● WORK TO BE COMPLETED: Copy the material that follows word for word and omit its pictures.

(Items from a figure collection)
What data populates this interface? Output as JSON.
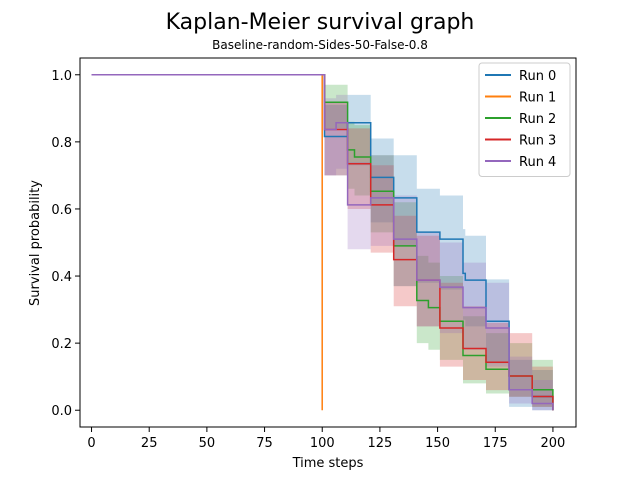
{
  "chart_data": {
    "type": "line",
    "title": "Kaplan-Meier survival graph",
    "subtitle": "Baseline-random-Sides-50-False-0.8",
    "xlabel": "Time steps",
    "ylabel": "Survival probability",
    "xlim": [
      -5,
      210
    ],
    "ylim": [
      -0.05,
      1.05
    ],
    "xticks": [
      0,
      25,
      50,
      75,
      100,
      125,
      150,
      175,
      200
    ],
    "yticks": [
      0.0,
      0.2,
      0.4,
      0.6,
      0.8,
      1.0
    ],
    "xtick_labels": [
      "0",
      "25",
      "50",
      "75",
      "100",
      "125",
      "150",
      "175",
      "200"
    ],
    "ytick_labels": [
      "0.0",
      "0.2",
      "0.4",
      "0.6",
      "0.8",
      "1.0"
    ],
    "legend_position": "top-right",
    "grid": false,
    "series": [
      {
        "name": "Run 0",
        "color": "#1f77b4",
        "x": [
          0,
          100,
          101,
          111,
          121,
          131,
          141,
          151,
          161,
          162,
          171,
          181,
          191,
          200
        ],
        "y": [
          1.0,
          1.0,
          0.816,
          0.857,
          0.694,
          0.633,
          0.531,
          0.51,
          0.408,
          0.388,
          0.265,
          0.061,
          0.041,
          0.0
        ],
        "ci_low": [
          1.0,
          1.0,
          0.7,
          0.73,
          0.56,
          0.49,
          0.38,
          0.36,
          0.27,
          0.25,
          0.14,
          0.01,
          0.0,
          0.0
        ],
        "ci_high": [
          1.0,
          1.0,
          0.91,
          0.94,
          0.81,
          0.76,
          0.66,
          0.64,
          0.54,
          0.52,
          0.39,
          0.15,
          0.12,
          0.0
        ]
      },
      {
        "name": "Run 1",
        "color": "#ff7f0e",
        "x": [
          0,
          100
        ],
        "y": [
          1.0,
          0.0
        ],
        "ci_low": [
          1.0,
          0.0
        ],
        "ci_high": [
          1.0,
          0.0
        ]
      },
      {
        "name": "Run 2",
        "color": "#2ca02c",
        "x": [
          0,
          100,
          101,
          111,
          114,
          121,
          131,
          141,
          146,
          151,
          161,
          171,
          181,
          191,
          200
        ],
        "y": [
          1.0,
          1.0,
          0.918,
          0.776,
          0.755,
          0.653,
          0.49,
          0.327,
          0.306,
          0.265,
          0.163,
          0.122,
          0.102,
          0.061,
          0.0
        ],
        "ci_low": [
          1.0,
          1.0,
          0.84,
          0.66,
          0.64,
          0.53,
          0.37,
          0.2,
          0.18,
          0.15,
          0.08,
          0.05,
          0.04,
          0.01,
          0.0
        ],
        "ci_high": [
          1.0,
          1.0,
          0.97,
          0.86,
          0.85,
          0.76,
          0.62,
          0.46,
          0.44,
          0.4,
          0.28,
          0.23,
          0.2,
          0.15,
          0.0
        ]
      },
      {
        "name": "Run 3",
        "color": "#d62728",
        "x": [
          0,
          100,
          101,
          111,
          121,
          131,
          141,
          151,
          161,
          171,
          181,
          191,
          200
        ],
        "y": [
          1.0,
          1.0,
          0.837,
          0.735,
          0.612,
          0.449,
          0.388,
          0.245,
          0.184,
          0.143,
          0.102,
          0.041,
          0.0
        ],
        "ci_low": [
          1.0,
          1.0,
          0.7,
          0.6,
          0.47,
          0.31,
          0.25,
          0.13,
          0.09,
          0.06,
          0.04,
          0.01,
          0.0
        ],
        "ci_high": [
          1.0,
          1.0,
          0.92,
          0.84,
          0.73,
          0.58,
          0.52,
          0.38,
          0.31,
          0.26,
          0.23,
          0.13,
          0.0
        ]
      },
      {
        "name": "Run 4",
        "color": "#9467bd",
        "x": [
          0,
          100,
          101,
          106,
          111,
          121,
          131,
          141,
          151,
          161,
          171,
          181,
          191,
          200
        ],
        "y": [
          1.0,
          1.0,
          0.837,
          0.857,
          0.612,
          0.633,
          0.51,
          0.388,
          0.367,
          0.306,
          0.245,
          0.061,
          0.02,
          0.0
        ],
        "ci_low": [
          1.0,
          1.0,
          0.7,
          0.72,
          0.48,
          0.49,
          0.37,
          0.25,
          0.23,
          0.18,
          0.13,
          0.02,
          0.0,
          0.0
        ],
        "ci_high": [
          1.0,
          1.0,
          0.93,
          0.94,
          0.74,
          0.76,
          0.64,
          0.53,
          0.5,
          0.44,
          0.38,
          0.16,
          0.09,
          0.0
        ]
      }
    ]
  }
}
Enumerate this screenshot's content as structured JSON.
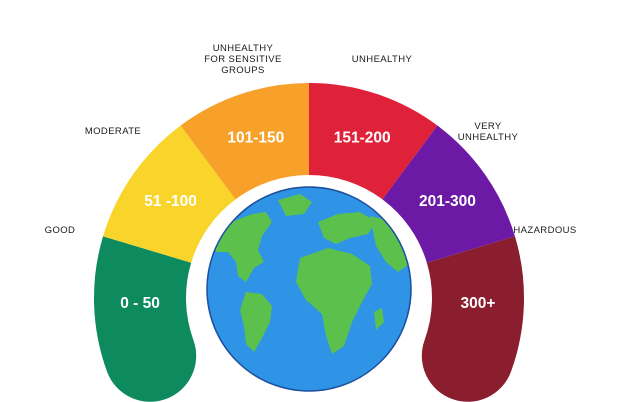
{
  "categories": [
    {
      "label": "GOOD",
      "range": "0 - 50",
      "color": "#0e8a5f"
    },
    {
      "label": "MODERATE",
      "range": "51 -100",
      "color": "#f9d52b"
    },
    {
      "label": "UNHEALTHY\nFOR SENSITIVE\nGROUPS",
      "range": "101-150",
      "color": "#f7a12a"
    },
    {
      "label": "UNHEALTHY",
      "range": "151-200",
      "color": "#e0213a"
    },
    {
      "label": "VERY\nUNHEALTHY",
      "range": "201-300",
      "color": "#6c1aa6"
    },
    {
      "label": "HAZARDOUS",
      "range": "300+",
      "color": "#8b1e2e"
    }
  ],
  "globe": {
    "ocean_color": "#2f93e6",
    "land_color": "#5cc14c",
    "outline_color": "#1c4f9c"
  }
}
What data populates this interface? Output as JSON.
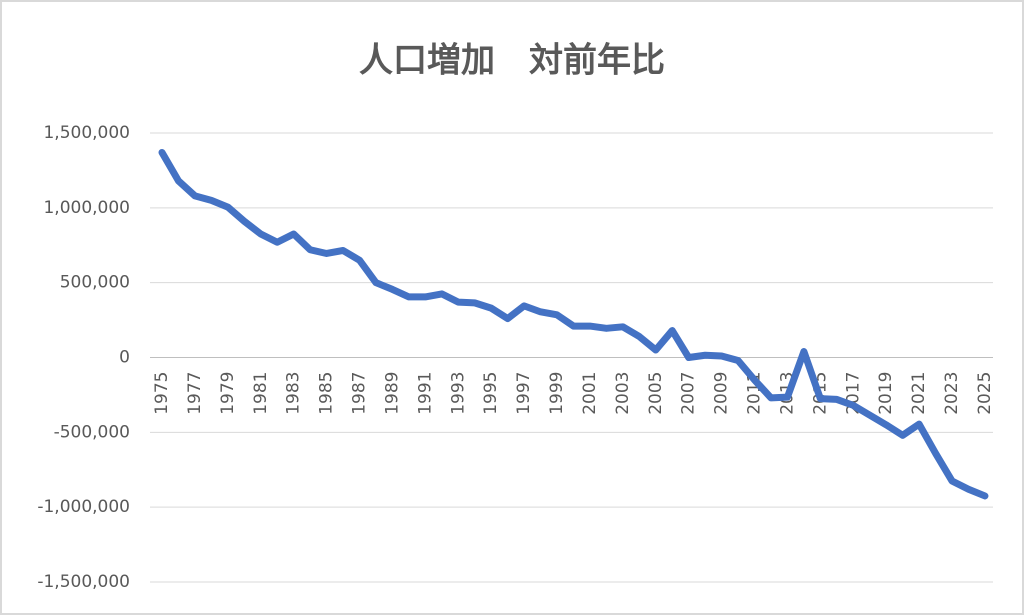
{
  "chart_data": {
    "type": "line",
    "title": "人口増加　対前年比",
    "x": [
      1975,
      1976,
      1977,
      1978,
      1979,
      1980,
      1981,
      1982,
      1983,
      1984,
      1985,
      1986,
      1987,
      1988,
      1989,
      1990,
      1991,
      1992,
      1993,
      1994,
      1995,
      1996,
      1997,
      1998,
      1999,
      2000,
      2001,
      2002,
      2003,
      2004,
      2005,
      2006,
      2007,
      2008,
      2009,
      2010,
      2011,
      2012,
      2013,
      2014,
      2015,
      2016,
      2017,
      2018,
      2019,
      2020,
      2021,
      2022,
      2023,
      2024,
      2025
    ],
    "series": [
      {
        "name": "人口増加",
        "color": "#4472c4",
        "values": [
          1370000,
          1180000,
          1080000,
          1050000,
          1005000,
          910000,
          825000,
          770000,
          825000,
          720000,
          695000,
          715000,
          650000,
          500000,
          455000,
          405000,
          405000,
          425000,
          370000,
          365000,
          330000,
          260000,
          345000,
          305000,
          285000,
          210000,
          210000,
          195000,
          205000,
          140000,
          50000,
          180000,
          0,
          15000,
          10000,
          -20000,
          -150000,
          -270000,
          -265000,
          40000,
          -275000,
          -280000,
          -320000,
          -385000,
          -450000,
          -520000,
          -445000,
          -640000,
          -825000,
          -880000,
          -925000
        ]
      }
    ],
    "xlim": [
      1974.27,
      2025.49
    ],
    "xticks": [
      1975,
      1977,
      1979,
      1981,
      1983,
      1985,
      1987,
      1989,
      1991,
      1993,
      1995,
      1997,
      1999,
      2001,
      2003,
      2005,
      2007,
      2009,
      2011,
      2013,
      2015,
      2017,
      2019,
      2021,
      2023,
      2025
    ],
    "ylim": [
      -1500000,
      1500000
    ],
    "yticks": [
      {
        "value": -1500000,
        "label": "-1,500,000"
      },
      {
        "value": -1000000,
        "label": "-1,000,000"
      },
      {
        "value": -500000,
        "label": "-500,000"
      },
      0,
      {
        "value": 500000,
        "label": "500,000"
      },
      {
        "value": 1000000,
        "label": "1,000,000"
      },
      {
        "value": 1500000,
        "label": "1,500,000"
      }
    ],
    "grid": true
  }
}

● TASK ANSWER:
What data populates this interface? Output as JSON.
{
  "chart_data": {
    "type": "line",
    "title": "Kaplan-Meier survival graph",
    "subtitle": "Baseline-random-Sides-50-False-0.8",
    "xlabel": "Time steps",
    "ylabel": "Survival probability",
    "xlim": [
      -5,
      210
    ],
    "ylim": [
      -0.05,
      1.05
    ],
    "xticks": [
      0,
      25,
      50,
      75,
      100,
      125,
      150,
      175,
      200
    ],
    "yticks": [
      0.0,
      0.2,
      0.4,
      0.6,
      0.8,
      1.0
    ],
    "xtick_labels": [
      "0",
      "25",
      "50",
      "75",
      "100",
      "125",
      "150",
      "175",
      "200"
    ],
    "ytick_labels": [
      "0.0",
      "0.2",
      "0.4",
      "0.6",
      "0.8",
      "1.0"
    ],
    "legend_position": "top-right",
    "grid": false,
    "series": [
      {
        "name": "Run 0",
        "color": "#1f77b4",
        "x": [
          0,
          100,
          101,
          111,
          121,
          131,
          141,
          151,
          161,
          162,
          171,
          181,
          191,
          200
        ],
        "y": [
          1.0,
          1.0,
          0.816,
          0.857,
          0.694,
          0.633,
          0.531,
          0.51,
          0.408,
          0.388,
          0.265,
          0.061,
          0.041,
          0.0
        ],
        "ci_low": [
          1.0,
          1.0,
          0.7,
          0.73,
          0.56,
          0.49,
          0.38,
          0.36,
          0.27,
          0.25,
          0.14,
          0.01,
          0.0,
          0.0
        ],
        "ci_high": [
          1.0,
          1.0,
          0.91,
          0.94,
          0.81,
          0.76,
          0.66,
          0.64,
          0.54,
          0.52,
          0.39,
          0.15,
          0.12,
          0.0
        ]
      },
      {
        "name": "Run 1",
        "color": "#ff7f0e",
        "x": [
          0,
          100
        ],
        "y": [
          1.0,
          0.0
        ],
        "ci_low": [
          1.0,
          0.0
        ],
        "ci_high": [
          1.0,
          0.0
        ]
      },
      {
        "name": "Run 2",
        "color": "#2ca02c",
        "x": [
          0,
          100,
          101,
          111,
          114,
          121,
          131,
          141,
          146,
          151,
          161,
          171,
          181,
          191,
          200
        ],
        "y": [
          1.0,
          1.0,
          0.918,
          0.776,
          0.755,
          0.653,
          0.49,
          0.327,
          0.306,
          0.265,
          0.163,
          0.122,
          0.102,
          0.061,
          0.0
        ],
        "ci_low": [
          1.0,
          1.0,
          0.84,
          0.66,
          0.64,
          0.53,
          0.37,
          0.2,
          0.18,
          0.15,
          0.08,
          0.05,
          0.04,
          0.01,
          0.0
        ],
        "ci_high": [
          1.0,
          1.0,
          0.97,
          0.86,
          0.85,
          0.76,
          0.62,
          0.46,
          0.44,
          0.4,
          0.28,
          0.23,
          0.2,
          0.15,
          0.0
        ]
      },
      {
        "name": "Run 3",
        "color": "#d62728",
        "x": [
          0,
          100,
          101,
          111,
          121,
          131,
          141,
          151,
          161,
          171,
          181,
          191,
          200
        ],
        "y": [
          1.0,
          1.0,
          0.837,
          0.735,
          0.612,
          0.449,
          0.388,
          0.245,
          0.184,
          0.143,
          0.102,
          0.041,
          0.0
        ],
        "ci_low": [
          1.0,
          1.0,
          0.7,
          0.6,
          0.47,
          0.31,
          0.25,
          0.13,
          0.09,
          0.06,
          0.04,
          0.01,
          0.0
        ],
        "ci_high": [
          1.0,
          1.0,
          0.92,
          0.84,
          0.73,
          0.58,
          0.52,
          0.38,
          0.31,
          0.26,
          0.23,
          0.13,
          0.0
        ]
      },
      {
        "name": "Run 4",
        "color": "#9467bd",
        "x": [
          0,
          100,
          101,
          106,
          111,
          121,
          131,
          141,
          151,
          161,
          171,
          181,
          191,
          200
        ],
        "y": [
          1.0,
          1.0,
          0.837,
          0.857,
          0.612,
          0.633,
          0.51,
          0.388,
          0.367,
          0.306,
          0.245,
          0.061,
          0.02,
          0.0
        ],
        "ci_low": [
          1.0,
          1.0,
          0.7,
          0.72,
          0.48,
          0.49,
          0.37,
          0.25,
          0.23,
          0.18,
          0.13,
          0.02,
          0.0,
          0.0
        ],
        "ci_high": [
          1.0,
          1.0,
          0.93,
          0.94,
          0.74,
          0.76,
          0.64,
          0.53,
          0.5,
          0.44,
          0.38,
          0.16,
          0.09,
          0.0
        ]
      }
    ]
  }
}
Enumerate this screenshot's content as structured JSON.
{
  "categories": [
    {
      "label": "GOOD",
      "range": "0 - 50",
      "color": "#0e8a5f"
    },
    {
      "label": "MODERATE",
      "range": "51 -100",
      "color": "#f9d52b"
    },
    {
      "label": "UNHEALTHY\nFOR SENSITIVE\nGROUPS",
      "range": "101-150",
      "color": "#f7a12a"
    },
    {
      "label": "UNHEALTHY",
      "range": "151-200",
      "color": "#e0213a"
    },
    {
      "label": "VERY\nUNHEALTHY",
      "range": "201-300",
      "color": "#6c1aa6"
    },
    {
      "label": "HAZARDOUS",
      "range": "300+",
      "color": "#8b1e2e"
    }
  ],
  "globe": {
    "ocean_color": "#2f93e6",
    "land_color": "#5cc14c",
    "outline_color": "#1c4f9c"
  }
}
What data populates this interface? Output as JSON.
{
  "chart_data": {
    "type": "line",
    "title": "人口増加　対前年比",
    "x": [
      1975,
      1976,
      1977,
      1978,
      1979,
      1980,
      1981,
      1982,
      1983,
      1984,
      1985,
      1986,
      1987,
      1988,
      1989,
      1990,
      1991,
      1992,
      1993,
      1994,
      1995,
      1996,
      1997,
      1998,
      1999,
      2000,
      2001,
      2002,
      2003,
      2004,
      2005,
      2006,
      2007,
      2008,
      2009,
      2010,
      2011,
      2012,
      2013,
      2014,
      2015,
      2016,
      2017,
      2018,
      2019,
      2020,
      2021,
      2022,
      2023,
      2024,
      2025
    ],
    "series": [
      {
        "name": "人口増加",
        "color": "#4472c4",
        "values": [
          1370000,
          1180000,
          1080000,
          1050000,
          1005000,
          910000,
          825000,
          770000,
          825000,
          720000,
          695000,
          715000,
          650000,
          500000,
          455000,
          405000,
          405000,
          425000,
          370000,
          365000,
          330000,
          260000,
          345000,
          305000,
          285000,
          210000,
          210000,
          195000,
          205000,
          140000,
          50000,
          180000,
          0,
          15000,
          10000,
          -20000,
          -150000,
          -270000,
          -265000,
          40000,
          -275000,
          -280000,
          -320000,
          -385000,
          -450000,
          -520000,
          -445000,
          -640000,
          -825000,
          -880000,
          -925000
        ]
      }
    ],
    "xlim": [
      1974.27,
      2025.49
    ],
    "xticks": [
      1975,
      1977,
      1979,
      1981,
      1983,
      1985,
      1987,
      1989,
      1991,
      1993,
      1995,
      1997,
      1999,
      2001,
      2003,
      2005,
      2007,
      2009,
      2011,
      2013,
      2015,
      2017,
      2019,
      2021,
      2023,
      2025
    ],
    "ylim": [
      -1500000,
      1500000
    ],
    "yticks": [
      {
        "value": -1500000,
        "label": "-1,500,000"
      },
      {
        "value": -1000000,
        "label": "-1,000,000"
      },
      {
        "value": -500000,
        "label": "-500,000"
      },
      0,
      {
        "value": 500000,
        "label": "500,000"
      },
      {
        "value": 1000000,
        "label": "1,000,000"
      },
      {
        "value": 1500000,
        "label": "1,500,000"
      }
    ],
    "grid": true
  }
}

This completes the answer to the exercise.